→ **THE REQUEST**: The material below should be written out in full and exactly; pictures stay out of the copy.
═════ EXTRACTED INFORMATION
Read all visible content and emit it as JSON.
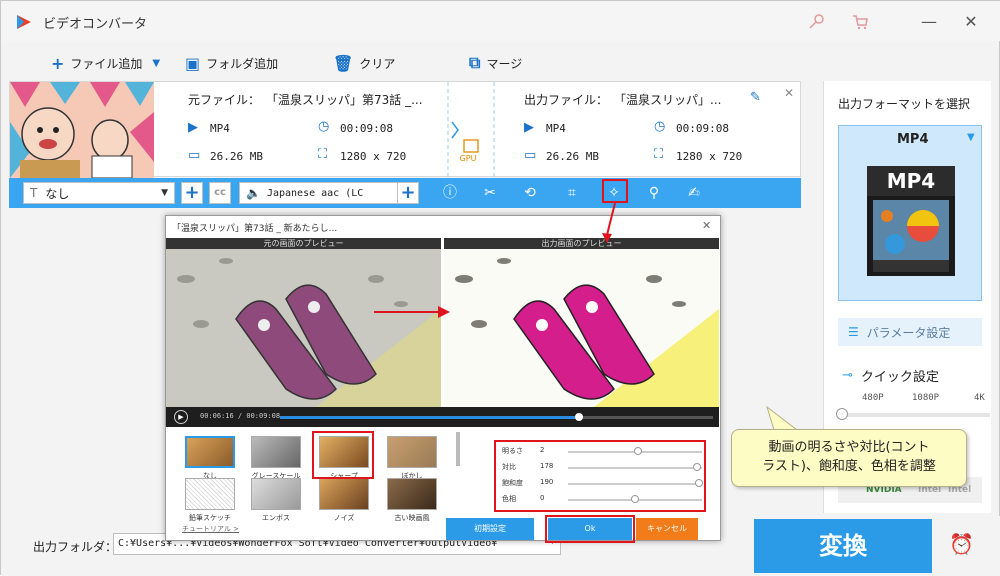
{
  "app": {
    "title": "ビデオコンバータ"
  },
  "toolbar": {
    "add_file": "ファイル追加",
    "add_folder": "フォルダ追加",
    "clear": "クリア",
    "merge": "マージ"
  },
  "file": {
    "source_label": "元ファイル：",
    "source_name": "「温泉スリッパ」第73話 _...",
    "output_label": "出力ファイル：",
    "output_name": "「温泉スリッパ」...",
    "src_format": "MP4",
    "src_duration": "00:09:08",
    "src_size": "26.26 MB",
    "src_resolution": "1280 x 720",
    "out_format": "MP4",
    "out_duration": "00:09:08",
    "out_size": "26.26 MB",
    "out_resolution": "1280 x 720",
    "gpu_label": "GPU"
  },
  "editbar": {
    "subtitle_value": "なし",
    "audio_value": "Japanese aac (LC"
  },
  "right_panel": {
    "output_format_label": "出力フォーマットを選択",
    "format_value": "MP4",
    "format_badge": "MP4",
    "param_button": "パラメータ設定",
    "quick_label": "クイック設定",
    "quick_ticks": [
      "480P",
      "1080P",
      "4K"
    ],
    "hw_labels": [
      "NVIDIA",
      "Intel",
      "Intel"
    ]
  },
  "bottom": {
    "output_folder_label": "出力フォルダ：",
    "output_path": "C:¥Users¥...¥Videos¥WonderFox Soft¥Video Converter¥OutputVideo¥",
    "convert_button": "変換"
  },
  "dialog": {
    "title": "「温泉スリッパ」第73話 _ 新あたらし...",
    "original_preview": "元の画面のプレビュー",
    "output_preview": "出力画面のプレビュー",
    "time": "00:06:16 / 00:09:08",
    "progress": 0.69,
    "filters": [
      {
        "label": "なし"
      },
      {
        "label": "グレースケール"
      },
      {
        "label": "シャープ"
      },
      {
        "label": "ぼかし"
      },
      {
        "label": "鉛筆スケッチ"
      },
      {
        "label": "エンボス"
      },
      {
        "label": "ノイズ"
      },
      {
        "label": "古い映画風"
      }
    ],
    "adjustments": [
      {
        "label": "明るさ",
        "value": "2",
        "level": 0.52
      },
      {
        "label": "対比",
        "value": "178",
        "level": 0.96
      },
      {
        "label": "飽和度",
        "value": "190",
        "level": 0.98
      },
      {
        "label": "色相",
        "value": "0",
        "level": 0.5
      }
    ],
    "tutorial": "チュートリアル >",
    "reset_button": "初期設定",
    "ok_button": "Ok",
    "cancel_button": "キャンセル"
  },
  "callout": {
    "line1": "動画の明るさや対比(コント",
    "line2": "ラスト)、飽和度、色相を調整"
  },
  "colors": {
    "accent": "#2b9be8",
    "editbar": "#3aa5f0",
    "highlight": "#e0141e",
    "cancel": "#f27c1a"
  }
}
══════════
→ **RESULT BELOW**:
Read all visible content and emit it as JSON.
{
  "app": {
    "title": "ビデオコンバータ"
  },
  "toolbar": {
    "add_file": "ファイル追加",
    "add_folder": "フォルダ追加",
    "clear": "クリア",
    "merge": "マージ"
  },
  "file": {
    "source_label": "元ファイル：",
    "source_name": "「温泉スリッパ」第73話 _...",
    "output_label": "出力ファイル：",
    "output_name": "「温泉スリッパ」...",
    "src_format": "MP4",
    "src_duration": "00:09:08",
    "src_size": "26.26 MB",
    "src_resolution": "1280 x 720",
    "out_format": "MP4",
    "out_duration": "00:09:08",
    "out_size": "26.26 MB",
    "out_resolution": "1280 x 720",
    "gpu_label": "GPU"
  },
  "editbar": {
    "subtitle_value": "なし",
    "audio_value": "Japanese aac (LC"
  },
  "right_panel": {
    "output_format_label": "出力フォーマットを選択",
    "format_value": "MP4",
    "format_badge": "MP4",
    "param_button": "パラメータ設定",
    "quick_label": "クイック設定",
    "quick_ticks": [
      "480P",
      "1080P",
      "4K"
    ],
    "hw_labels": [
      "NVIDIA",
      "Intel",
      "Intel"
    ]
  },
  "bottom": {
    "output_folder_label": "出力フォルダ：",
    "output_path": "C:¥Users¥...¥Videos¥WonderFox Soft¥Video Converter¥OutputVideo¥",
    "convert_button": "変換"
  },
  "dialog": {
    "title": "「温泉スリッパ」第73話 _ 新あたらし...",
    "original_preview": "元の画面のプレビュー",
    "output_preview": "出力画面のプレビュー",
    "time": "00:06:16 / 00:09:08",
    "progress": 0.69,
    "filters": [
      {
        "label": "なし"
      },
      {
        "label": "グレースケール"
      },
      {
        "label": "シャープ"
      },
      {
        "label": "ぼかし"
      },
      {
        "label": "鉛筆スケッチ"
      },
      {
        "label": "エンボス"
      },
      {
        "label": "ノイズ"
      },
      {
        "label": "古い映画風"
      }
    ],
    "adjustments": [
      {
        "label": "明るさ",
        "value": "2",
        "level": 0.52
      },
      {
        "label": "対比",
        "value": "178",
        "level": 0.96
      },
      {
        "label": "飽和度",
        "value": "190",
        "level": 0.98
      },
      {
        "label": "色相",
        "value": "0",
        "level": 0.5
      }
    ],
    "tutorial": "チュートリアル >",
    "reset_button": "初期設定",
    "ok_button": "Ok",
    "cancel_button": "キャンセル"
  },
  "callout": {
    "line1": "動画の明るさや対比(コント",
    "line2": "ラスト)、飽和度、色相を調整"
  },
  "colors": {
    "accent": "#2b9be8",
    "editbar": "#3aa5f0",
    "highlight": "#e0141e",
    "cancel": "#f27c1a"
  }
}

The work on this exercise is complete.